Text segment →
--- START ---
Generally, a significant amount of computation is required to find intersections between rays and objects in a scene. A straightforward approach would involve testing every ray against every primitive in the scene, and then identifying the closest intersection among all the hits. However, this approach becomes impractical when dealing with scenes that contain millions or billions of primitives, and a large number of rays to process, possibly in the millions. As a result, ray tracing systems commonly utilize an acceleration structure that describes the scene's geometry in a way that minimizes the computational workload for intersection testing.

Allowing parallel BVH traversal gives efficiency benefits over simply increasing the number of rays actively traversing as per-ray storage is large and this has a serious storage and therefore silicon area overhead. However, determining when to introduce parallelization is a decision made dynamically, and over time, processing a wider BVH for some rays may leave other rays without computational resources, or with much less computational resources than other rays, which can skew the quality of service for some rays relative to others, thereby degrading performance. To manage the system and balance behavior, both allocating and deallocating resources dynamically during a workload is desirable.

In view of the above, improved systems and methods to achieve desirable ray traversal performance for GPU-based BVH construction methods are needed.

BRIEF DESCRIPTION OF THE DRAWINGS

The advantages of the methods and mechanisms described herein may be better understood by referring to the following description in conjunction with the accompanying drawings, in which:

FIG. 1 is a block diagram of one implementation of a computing system.
--- END ---
Records supplied →
--- START ---
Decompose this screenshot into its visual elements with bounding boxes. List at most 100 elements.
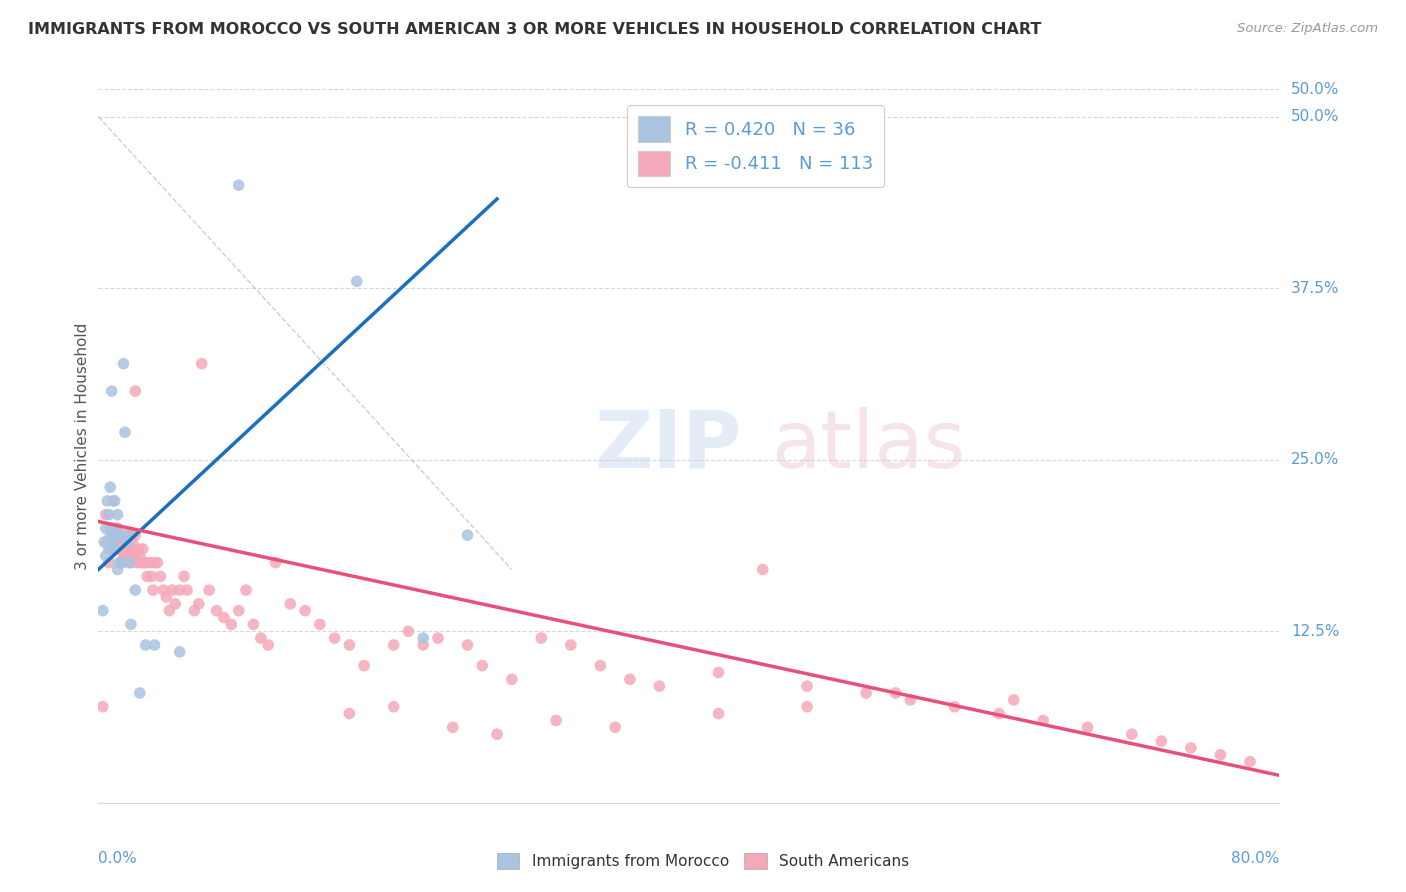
Point [107, 541, 129, 556]
Point [183, 604, 205, 618]
Point [93, 535, 115, 549]
Point [121, 535, 143, 549]
Point [884, 686, 907, 700]
Point [114, 541, 136, 556]
Y-axis label: 3 or more Vehicles in Household: 3 or more Vehicles in Household [75, 322, 90, 570]
Point [129, 556, 152, 570]
Point [108, 528, 131, 542]
Point [120, 528, 142, 542]
Point [117, 528, 139, 542]
Point [120, 556, 142, 570]
Point [107, 521, 129, 535]
Point [117, 541, 139, 556]
Point [471, 658, 494, 673]
Point [250, 631, 273, 645]
Point [264, 556, 287, 570]
Point [96, 535, 118, 549]
Point [104, 541, 127, 556]
Point [486, 727, 509, 741]
Point [111, 556, 134, 570]
Point [987, 706, 1010, 721]
Point [120, 617, 142, 632]
Point [143, 556, 166, 570]
Point [114, 425, 136, 440]
Point [107, 508, 129, 522]
Point [191, 357, 214, 371]
Point [94, 549, 117, 563]
Point [1077, 720, 1099, 734]
Text: 50.0%: 50.0% [1291, 82, 1340, 96]
Point [1002, 693, 1025, 707]
Point [117, 528, 139, 542]
Point [173, 569, 195, 583]
Point [235, 583, 257, 598]
Point [91, 699, 114, 714]
Point [751, 562, 773, 576]
Point [139, 556, 162, 570]
Point [118, 549, 141, 563]
Point [169, 645, 191, 659]
Point [943, 699, 966, 714]
Point [115, 535, 138, 549]
Point [104, 541, 127, 556]
Point [105, 528, 128, 542]
Point [105, 528, 128, 542]
Point [346, 274, 368, 288]
Point [135, 556, 157, 570]
Point [619, 673, 641, 687]
Point [127, 541, 149, 556]
Point [149, 569, 172, 583]
Point [176, 583, 198, 598]
Legend: Immigrants from Morocco, South Americans: Immigrants from Morocco, South Americans [491, 847, 915, 875]
Point [97, 556, 120, 570]
Point [900, 693, 922, 707]
Point [187, 597, 209, 611]
Point [242, 617, 264, 632]
Point [212, 610, 235, 624]
Point [427, 631, 450, 645]
Point [135, 638, 157, 652]
Point [1180, 740, 1202, 755]
Point [323, 631, 346, 645]
Point [91, 604, 114, 618]
Point [134, 556, 156, 570]
Point [104, 494, 127, 508]
Point [337, 638, 360, 652]
Point [124, 583, 146, 598]
Point [97, 541, 120, 556]
Point [112, 549, 135, 563]
Point [294, 604, 316, 618]
Point [228, 178, 250, 193]
Point [110, 541, 132, 556]
Point [128, 686, 150, 700]
Point [122, 549, 145, 563]
Point [112, 528, 135, 542]
Text: ZIP: ZIP [595, 407, 742, 485]
Point [560, 638, 582, 652]
Point [396, 624, 419, 639]
Point [198, 583, 221, 598]
Point [100, 384, 122, 398]
Point [128, 549, 150, 563]
Text: 50.0%: 50.0% [1291, 109, 1340, 124]
Point [1209, 747, 1232, 762]
Point [97, 508, 120, 522]
Point [111, 556, 134, 570]
Point [530, 631, 553, 645]
Point [103, 521, 125, 535]
Point [94, 508, 117, 522]
Text: 25.0%: 25.0% [1291, 452, 1340, 467]
Point [136, 569, 159, 583]
Point [107, 562, 129, 576]
Point [278, 597, 302, 611]
Point [1150, 734, 1173, 748]
Point [441, 720, 464, 734]
Point [103, 528, 125, 542]
Text: 12.5%: 12.5% [1291, 624, 1340, 639]
Point [146, 556, 169, 570]
Point [110, 528, 132, 542]
Point [382, 638, 405, 652]
Point [412, 631, 434, 645]
Point [121, 541, 143, 556]
Point [105, 521, 128, 535]
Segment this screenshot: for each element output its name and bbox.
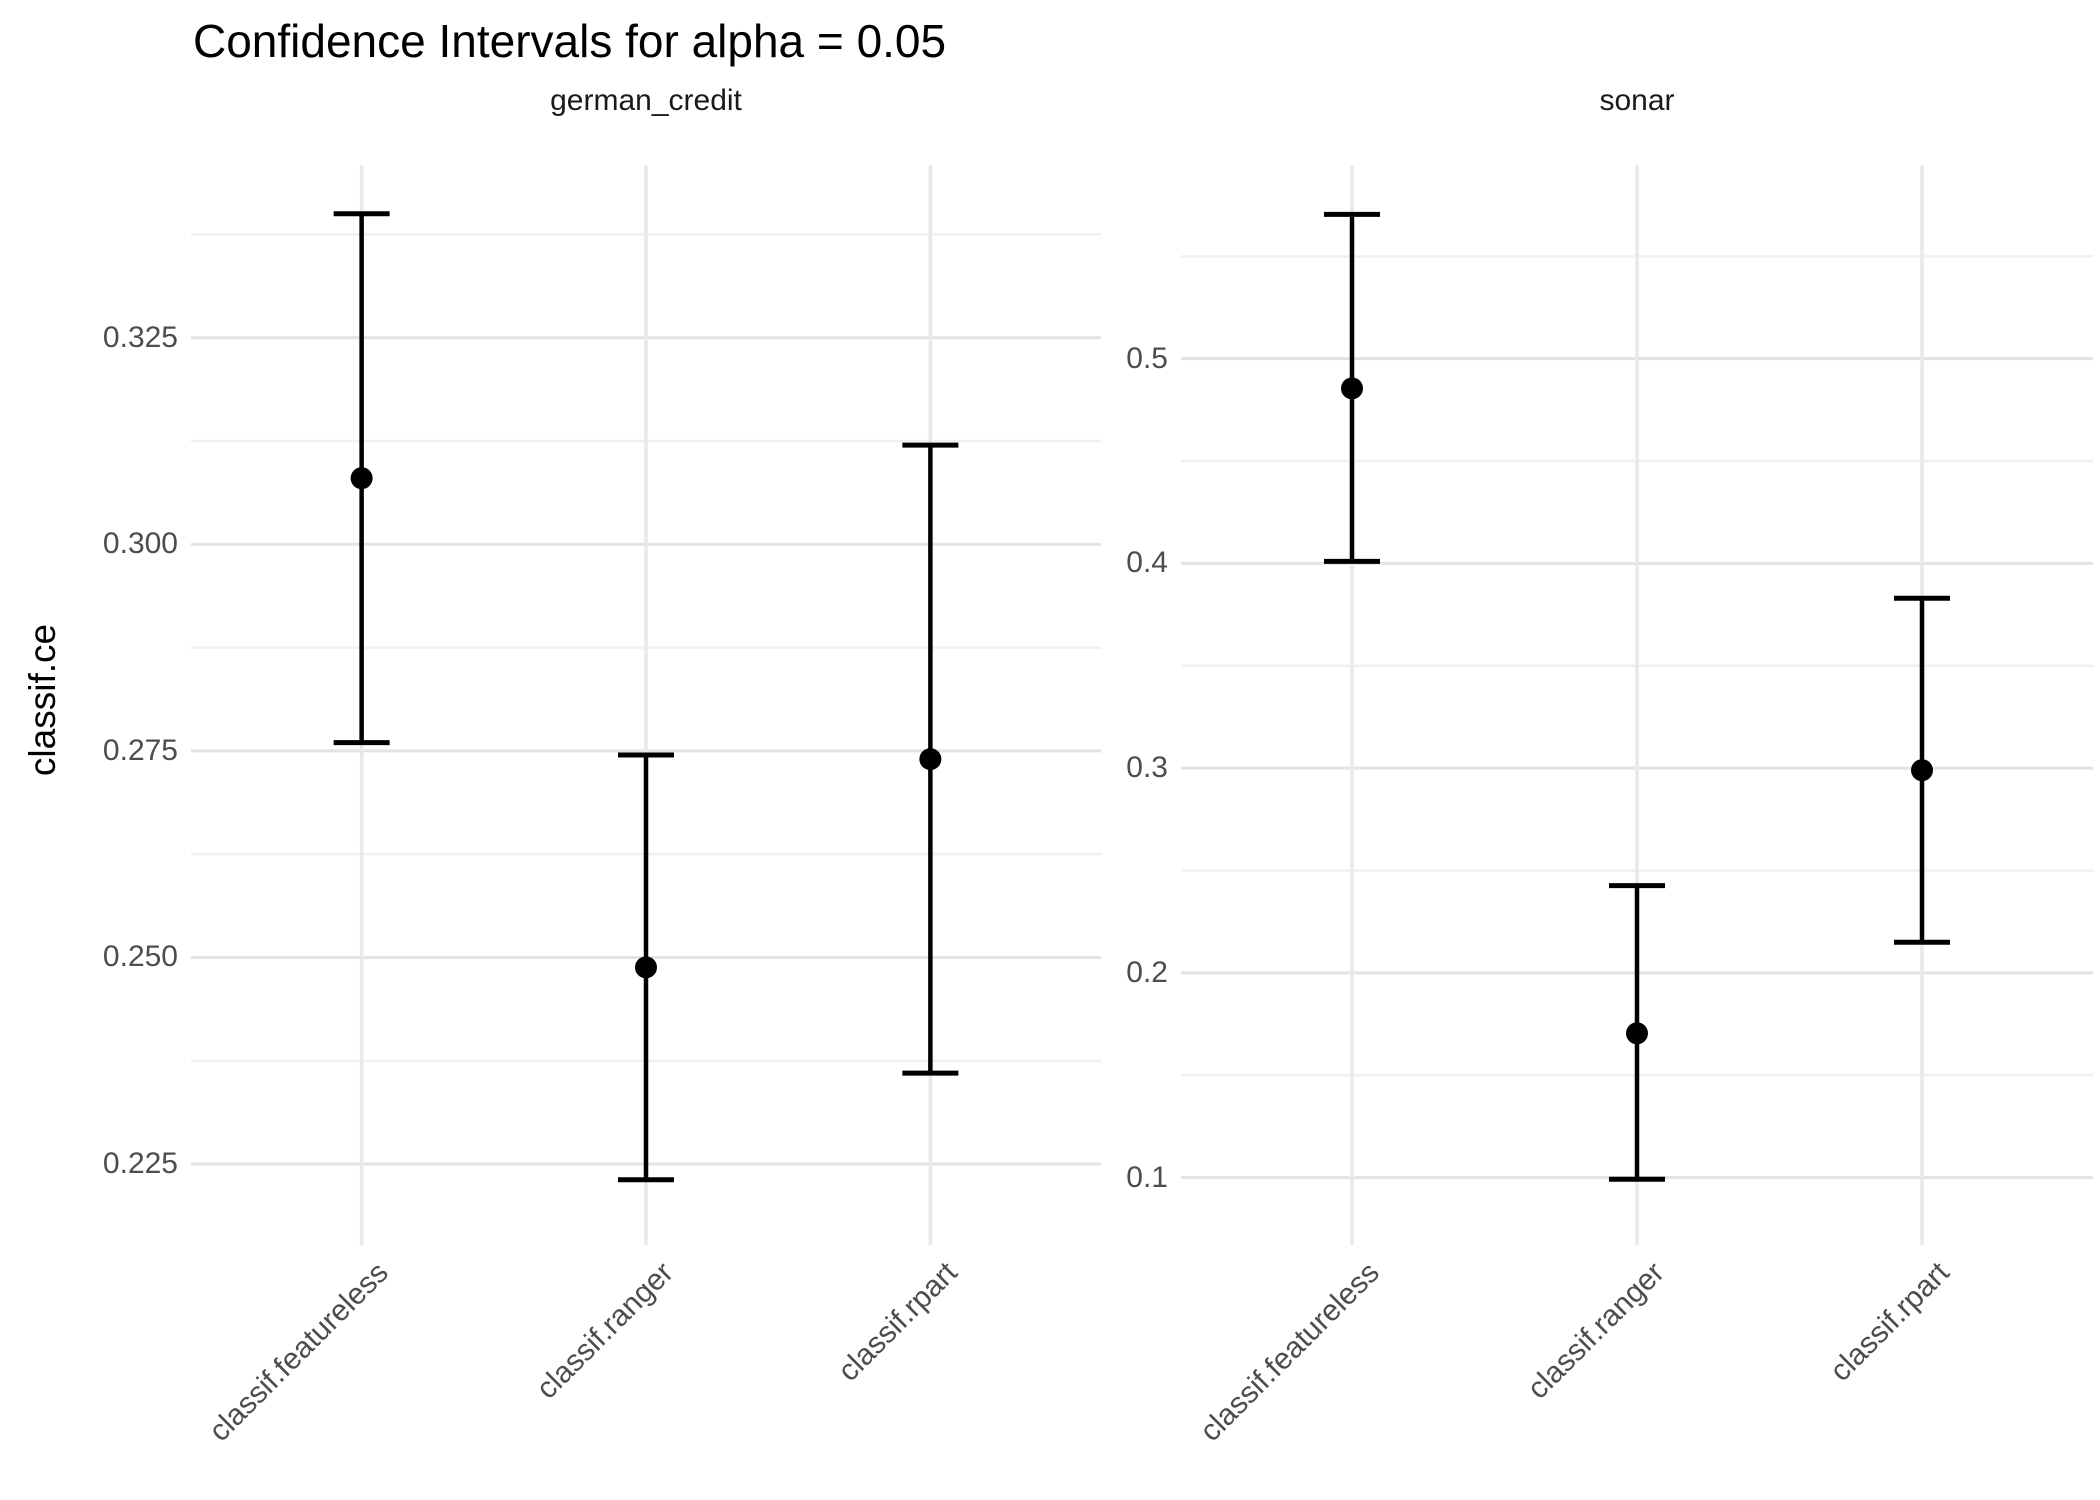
x-tick-label: classif.rpart [831,1256,964,1388]
y-axis-title: classif.ce [22,623,63,777]
y-tick-label: 0.5 [1126,341,1168,375]
x-tick-label: classif.rpart [1823,1256,1956,1388]
y-tick-label: 0.325 [102,320,178,354]
mean-point [350,467,373,490]
y-tick-label: 0.250 [102,940,178,974]
mean-point [1341,377,1363,400]
x-tick-label: classif.ranger [1520,1256,1671,1406]
mean-point [635,956,657,979]
y-tick-label: 0.3 [1126,751,1168,785]
facet-panel [1181,165,2093,1245]
y-tick-label: 0.225 [102,1147,178,1181]
mean-point [1911,759,1933,782]
mean-point [919,748,942,771]
x-tick-label: classif.featureless [1193,1256,1386,1448]
facet-strip-label: german_credit [550,84,742,117]
y-tick-label: 0.300 [102,527,178,561]
y-tick-label: 0.2 [1126,955,1168,989]
plot-title: Confidence Intervals for alpha = 0.05 [193,15,947,67]
x-tick-label: classif.ranger [529,1256,680,1406]
y-tick-label: 0.4 [1126,546,1168,580]
y-tick-label: 0.275 [102,733,178,767]
facet-panel [191,165,1101,1245]
y-tick-label: 0.1 [1126,1160,1168,1194]
x-tick-label: classif.featureless [203,1256,395,1448]
facet-strip-label: sonar [1599,84,1675,117]
mean-point [1626,1022,1648,1045]
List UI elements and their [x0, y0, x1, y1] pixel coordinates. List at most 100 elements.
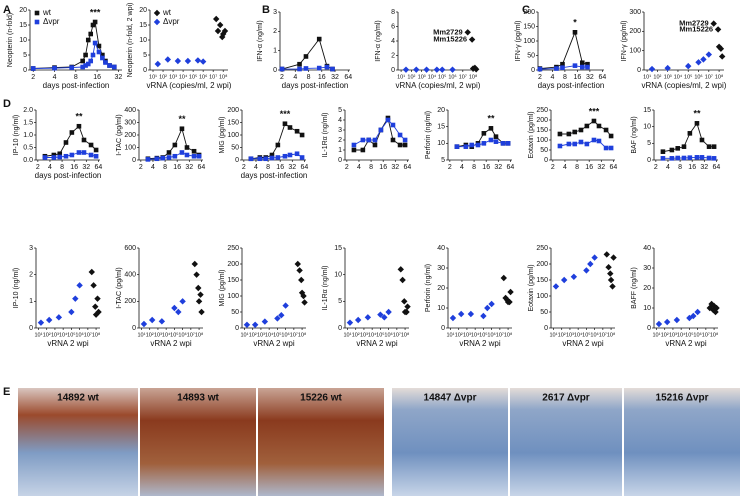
--- END ---
Work to complete →
A) Repeat the part of the ray tracing passage starting with "BRIEF DESCRIPTION OF" and going on through "a computing system.".
B) Show each line of the entries that has the word "panel" in it.

Task-by-task results →
A)
BRIEF DESCRIPTION OF THE DRAWINGS

The advantages of the methods and mechanisms described herein may be better understood by referring to the following description in conjunction with the accompanying drawings, in which:

FIG. 1 is a block diagram of one implementation of a computing system.

B)
facet-panel [1181,165,2093,1245]
facet-panel [191,165,1101,1245]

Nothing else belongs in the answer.